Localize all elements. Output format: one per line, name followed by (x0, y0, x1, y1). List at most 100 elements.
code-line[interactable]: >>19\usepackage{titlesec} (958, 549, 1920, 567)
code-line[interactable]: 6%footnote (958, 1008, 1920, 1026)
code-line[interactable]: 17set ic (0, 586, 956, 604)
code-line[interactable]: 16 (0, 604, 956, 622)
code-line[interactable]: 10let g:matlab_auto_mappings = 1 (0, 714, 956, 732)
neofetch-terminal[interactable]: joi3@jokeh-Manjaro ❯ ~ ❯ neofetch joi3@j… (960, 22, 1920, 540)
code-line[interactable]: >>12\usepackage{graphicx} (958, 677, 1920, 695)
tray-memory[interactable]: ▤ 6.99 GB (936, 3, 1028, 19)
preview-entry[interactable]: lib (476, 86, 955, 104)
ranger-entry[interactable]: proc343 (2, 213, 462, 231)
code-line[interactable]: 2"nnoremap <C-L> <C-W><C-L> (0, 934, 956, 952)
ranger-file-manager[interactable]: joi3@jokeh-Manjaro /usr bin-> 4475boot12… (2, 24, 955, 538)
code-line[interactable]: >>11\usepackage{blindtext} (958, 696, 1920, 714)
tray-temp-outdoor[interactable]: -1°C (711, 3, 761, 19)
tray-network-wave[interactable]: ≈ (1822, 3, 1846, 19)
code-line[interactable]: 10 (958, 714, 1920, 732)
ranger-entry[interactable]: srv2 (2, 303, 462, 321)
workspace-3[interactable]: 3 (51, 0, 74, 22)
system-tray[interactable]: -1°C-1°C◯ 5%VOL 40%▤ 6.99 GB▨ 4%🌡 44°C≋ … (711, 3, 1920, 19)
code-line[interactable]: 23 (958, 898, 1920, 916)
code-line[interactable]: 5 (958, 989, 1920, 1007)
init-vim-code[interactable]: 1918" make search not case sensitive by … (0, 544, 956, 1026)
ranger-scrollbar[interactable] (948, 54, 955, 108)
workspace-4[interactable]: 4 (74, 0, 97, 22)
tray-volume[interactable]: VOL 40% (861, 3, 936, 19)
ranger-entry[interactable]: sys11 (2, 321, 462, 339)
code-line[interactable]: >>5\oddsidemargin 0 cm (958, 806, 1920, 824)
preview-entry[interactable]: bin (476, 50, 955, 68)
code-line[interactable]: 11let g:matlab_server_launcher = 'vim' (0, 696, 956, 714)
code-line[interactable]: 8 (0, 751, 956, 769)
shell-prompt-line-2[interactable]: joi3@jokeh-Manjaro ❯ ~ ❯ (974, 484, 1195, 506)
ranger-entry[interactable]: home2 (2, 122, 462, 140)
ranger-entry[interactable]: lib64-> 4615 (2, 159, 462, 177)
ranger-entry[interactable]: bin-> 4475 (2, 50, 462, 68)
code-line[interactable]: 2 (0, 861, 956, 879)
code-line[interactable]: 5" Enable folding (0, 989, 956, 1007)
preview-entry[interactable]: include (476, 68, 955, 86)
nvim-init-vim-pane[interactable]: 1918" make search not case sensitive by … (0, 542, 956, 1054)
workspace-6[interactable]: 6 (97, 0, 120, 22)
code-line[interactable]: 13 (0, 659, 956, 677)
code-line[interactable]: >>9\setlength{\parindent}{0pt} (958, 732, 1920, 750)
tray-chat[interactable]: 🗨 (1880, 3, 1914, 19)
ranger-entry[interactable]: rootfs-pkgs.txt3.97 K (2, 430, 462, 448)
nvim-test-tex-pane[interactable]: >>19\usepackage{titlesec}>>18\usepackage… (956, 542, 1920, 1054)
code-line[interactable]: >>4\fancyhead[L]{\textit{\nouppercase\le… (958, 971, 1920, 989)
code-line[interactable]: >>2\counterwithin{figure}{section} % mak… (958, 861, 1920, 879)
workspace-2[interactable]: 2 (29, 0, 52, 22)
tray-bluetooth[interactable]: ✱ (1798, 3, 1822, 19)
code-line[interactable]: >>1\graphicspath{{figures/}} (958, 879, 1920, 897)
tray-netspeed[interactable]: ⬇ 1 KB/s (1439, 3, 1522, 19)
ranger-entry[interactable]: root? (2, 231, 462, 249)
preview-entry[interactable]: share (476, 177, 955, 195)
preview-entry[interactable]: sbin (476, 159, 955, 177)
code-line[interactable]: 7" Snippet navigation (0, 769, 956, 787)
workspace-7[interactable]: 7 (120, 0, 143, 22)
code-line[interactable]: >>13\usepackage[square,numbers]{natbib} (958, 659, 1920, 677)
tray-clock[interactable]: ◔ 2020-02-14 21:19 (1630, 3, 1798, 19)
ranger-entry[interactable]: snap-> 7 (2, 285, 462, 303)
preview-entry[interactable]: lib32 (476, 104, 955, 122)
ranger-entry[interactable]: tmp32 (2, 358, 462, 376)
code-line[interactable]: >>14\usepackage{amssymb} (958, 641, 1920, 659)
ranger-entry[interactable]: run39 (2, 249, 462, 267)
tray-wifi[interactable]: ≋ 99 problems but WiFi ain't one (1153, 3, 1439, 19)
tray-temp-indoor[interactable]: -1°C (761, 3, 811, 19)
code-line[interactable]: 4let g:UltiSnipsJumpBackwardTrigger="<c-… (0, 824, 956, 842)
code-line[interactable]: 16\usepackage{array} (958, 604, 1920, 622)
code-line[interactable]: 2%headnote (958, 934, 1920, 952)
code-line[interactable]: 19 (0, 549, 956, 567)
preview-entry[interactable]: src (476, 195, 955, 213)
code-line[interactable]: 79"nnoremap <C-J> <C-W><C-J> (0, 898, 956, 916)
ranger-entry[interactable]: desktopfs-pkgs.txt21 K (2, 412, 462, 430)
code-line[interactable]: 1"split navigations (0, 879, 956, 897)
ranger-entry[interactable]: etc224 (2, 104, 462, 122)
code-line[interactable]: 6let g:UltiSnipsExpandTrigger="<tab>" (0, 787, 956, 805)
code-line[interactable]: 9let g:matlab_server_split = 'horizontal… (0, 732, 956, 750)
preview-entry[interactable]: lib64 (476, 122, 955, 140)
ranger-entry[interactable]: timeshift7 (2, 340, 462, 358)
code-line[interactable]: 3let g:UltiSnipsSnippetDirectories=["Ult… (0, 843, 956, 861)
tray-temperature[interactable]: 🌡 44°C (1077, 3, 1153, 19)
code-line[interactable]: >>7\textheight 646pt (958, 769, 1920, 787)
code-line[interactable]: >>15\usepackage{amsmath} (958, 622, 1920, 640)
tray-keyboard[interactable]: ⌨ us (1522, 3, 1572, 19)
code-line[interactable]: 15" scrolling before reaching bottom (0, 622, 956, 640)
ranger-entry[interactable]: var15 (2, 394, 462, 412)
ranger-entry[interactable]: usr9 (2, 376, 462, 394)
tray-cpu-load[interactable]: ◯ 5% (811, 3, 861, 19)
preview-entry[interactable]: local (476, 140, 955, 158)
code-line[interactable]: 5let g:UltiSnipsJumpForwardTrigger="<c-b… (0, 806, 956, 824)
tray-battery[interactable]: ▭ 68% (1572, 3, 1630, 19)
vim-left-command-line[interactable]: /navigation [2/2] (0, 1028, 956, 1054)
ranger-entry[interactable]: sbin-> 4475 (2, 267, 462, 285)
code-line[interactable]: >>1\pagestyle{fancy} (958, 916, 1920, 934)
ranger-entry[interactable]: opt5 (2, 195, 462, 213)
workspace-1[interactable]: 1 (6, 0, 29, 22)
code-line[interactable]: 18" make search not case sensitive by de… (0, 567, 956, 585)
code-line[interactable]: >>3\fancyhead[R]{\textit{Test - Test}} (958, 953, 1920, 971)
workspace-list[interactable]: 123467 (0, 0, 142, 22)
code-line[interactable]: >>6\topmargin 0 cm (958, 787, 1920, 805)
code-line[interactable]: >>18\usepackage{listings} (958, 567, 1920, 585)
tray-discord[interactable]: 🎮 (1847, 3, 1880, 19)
# # # #
TASK DIRECTIONS:
Arrange everything from the start of the listing down to and including the line that contains "544, 956, 1026)" as a Markdown table with the columns Row and Line. Give one numbered row per line and leave out blank lines.

SOLUTION BELOW:
| Row | Line |
|---|---|
| 1 | Localize all elements. Output format: one per line, name followed by (x0, y0, x1, y1). List at most 100 elements. |
| 2 | code-line[interactable]: >>19\usepackage{titlesec} (958, 549, 1920, 567) |
| 3 | code-line[interactable]: 6%footnote (958, 1008, 1920, 1026) |
| 4 | code-line[interactable]: 17set ic (0, 586, 956, 604) |
| 5 | code-line[interactable]: 16 (0, 604, 956, 622) |
| 6 | code-line[interactable]: 10let g:matlab_auto_mappings = 1 (0, 714, 956, 732) |
| 7 | neofetch-terminal[interactable]: joi3@jokeh-Manjaro ❯ ~ ❯ neofetch joi3@j… (960, 22, 1920, 540) |
| 8 | code-line[interactable]: >>12\usepackage{graphicx} (958, 677, 1920, 695) |
| 9 | tray-memory[interactable]: ▤ 6.99 GB (936, 3, 1028, 19) |
| 10 | preview-entry[interactable]: lib (476, 86, 955, 104) |
| 11 | ranger-entry[interactable]: proc343 (2, 213, 462, 231) |
| 12 | code-line[interactable]: 2"nnoremap <C-L> <C-W><C-L> (0, 934, 956, 952) |
| 13 | ranger-file-manager[interactable]: joi3@jokeh-Manjaro /usr bin-> 4475boot12… (2, 24, 955, 538) |
| 14 | code-line[interactable]: >>11\usepackage{blindtext} (958, 696, 1920, 714) |
| 15 | tray-temp-outdoor[interactable]: -1°C (711, 3, 761, 19) |
| 16 | tray-network-wave[interactable]: ≈ (1822, 3, 1846, 19) |
| 17 | code-line[interactable]: 10 (958, 714, 1920, 732) |
| 18 | ranger-entry[interactable]: srv2 (2, 303, 462, 321) |
| 19 | workspace-3[interactable]: 3 (51, 0, 74, 22) |
| 20 | system-tray[interactable]: -1°C-1°C◯ 5%VOL 40%▤ 6.99 GB▨ 4%🌡 44°C≋ … (711, 3, 1920, 19) |
| 21 | code-line[interactable]: 23 (958, 898, 1920, 916) |
| 22 | code-line[interactable]: 5 (958, 989, 1920, 1007) |
| 23 | init-vim-code[interactable]: 1918" make search not case sensitive by … (0, 544, 956, 1026) |